# [Work to be completed]
Nothing in the records may be left out or altered; reproduce them all exactly.

[Stored items from a collection]
++++++++

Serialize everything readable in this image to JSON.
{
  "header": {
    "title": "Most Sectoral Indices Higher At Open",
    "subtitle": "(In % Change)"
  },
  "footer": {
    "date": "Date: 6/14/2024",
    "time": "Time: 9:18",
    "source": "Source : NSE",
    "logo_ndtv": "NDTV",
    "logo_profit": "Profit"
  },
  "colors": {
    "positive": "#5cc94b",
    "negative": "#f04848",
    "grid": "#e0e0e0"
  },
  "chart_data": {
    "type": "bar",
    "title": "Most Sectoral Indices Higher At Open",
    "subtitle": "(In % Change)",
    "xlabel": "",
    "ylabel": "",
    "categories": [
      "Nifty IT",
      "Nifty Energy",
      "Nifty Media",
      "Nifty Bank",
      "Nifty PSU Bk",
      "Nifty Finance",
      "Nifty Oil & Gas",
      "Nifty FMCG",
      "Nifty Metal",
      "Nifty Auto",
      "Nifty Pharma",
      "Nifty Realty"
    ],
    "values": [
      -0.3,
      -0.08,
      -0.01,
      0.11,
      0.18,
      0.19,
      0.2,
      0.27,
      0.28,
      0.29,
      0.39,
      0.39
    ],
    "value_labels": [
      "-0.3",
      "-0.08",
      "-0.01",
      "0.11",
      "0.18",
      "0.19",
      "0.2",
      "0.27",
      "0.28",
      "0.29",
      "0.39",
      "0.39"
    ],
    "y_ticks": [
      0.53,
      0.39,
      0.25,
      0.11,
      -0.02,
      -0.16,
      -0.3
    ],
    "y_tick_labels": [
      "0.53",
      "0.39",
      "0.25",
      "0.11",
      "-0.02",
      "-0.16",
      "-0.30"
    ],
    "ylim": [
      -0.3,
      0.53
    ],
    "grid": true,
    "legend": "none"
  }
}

++++++++

# [Task result]
Serialize everything readable in this image to JSON.
{
  "header": {
    "title": "Most Sectoral Indices Higher At Open",
    "subtitle": "(In % Change)"
  },
  "footer": {
    "date": "Date: 6/14/2024",
    "time": "Time: 9:18",
    "source": "Source : NSE",
    "logo_ndtv": "NDTV",
    "logo_profit": "Profit"
  },
  "colors": {
    "positive": "#5cc94b",
    "negative": "#f04848",
    "grid": "#e0e0e0"
  },
  "chart_data": {
    "type": "bar",
    "title": "Most Sectoral Indices Higher At Open",
    "subtitle": "(In % Change)",
    "xlabel": "",
    "ylabel": "",
    "categories": [
      "Nifty IT",
      "Nifty Energy",
      "Nifty Media",
      "Nifty Bank",
      "Nifty PSU Bk",
      "Nifty Finance",
      "Nifty Oil & Gas",
      "Nifty FMCG",
      "Nifty Metal",
      "Nifty Auto",
      "Nifty Pharma",
      "Nifty Realty"
    ],
    "values": [
      -0.3,
      -0.08,
      -0.01,
      0.11,
      0.18,
      0.19,
      0.2,
      0.27,
      0.28,
      0.29,
      0.39,
      0.39
    ],
    "value_labels": [
      "-0.3",
      "-0.08",
      "-0.01",
      "0.11",
      "0.18",
      "0.19",
      "0.2",
      "0.27",
      "0.28",
      "0.29",
      "0.39",
      "0.39"
    ],
    "y_ticks": [
      0.53,
      0.39,
      0.25,
      0.11,
      -0.02,
      -0.16,
      -0.3
    ],
    "y_tick_labels": [
      "0.53",
      "0.39",
      "0.25",
      "0.11",
      "-0.02",
      "-0.16",
      "-0.30"
    ],
    "ylim": [
      -0.3,
      0.53
    ],
    "grid": true,
    "legend": "none"
  }
}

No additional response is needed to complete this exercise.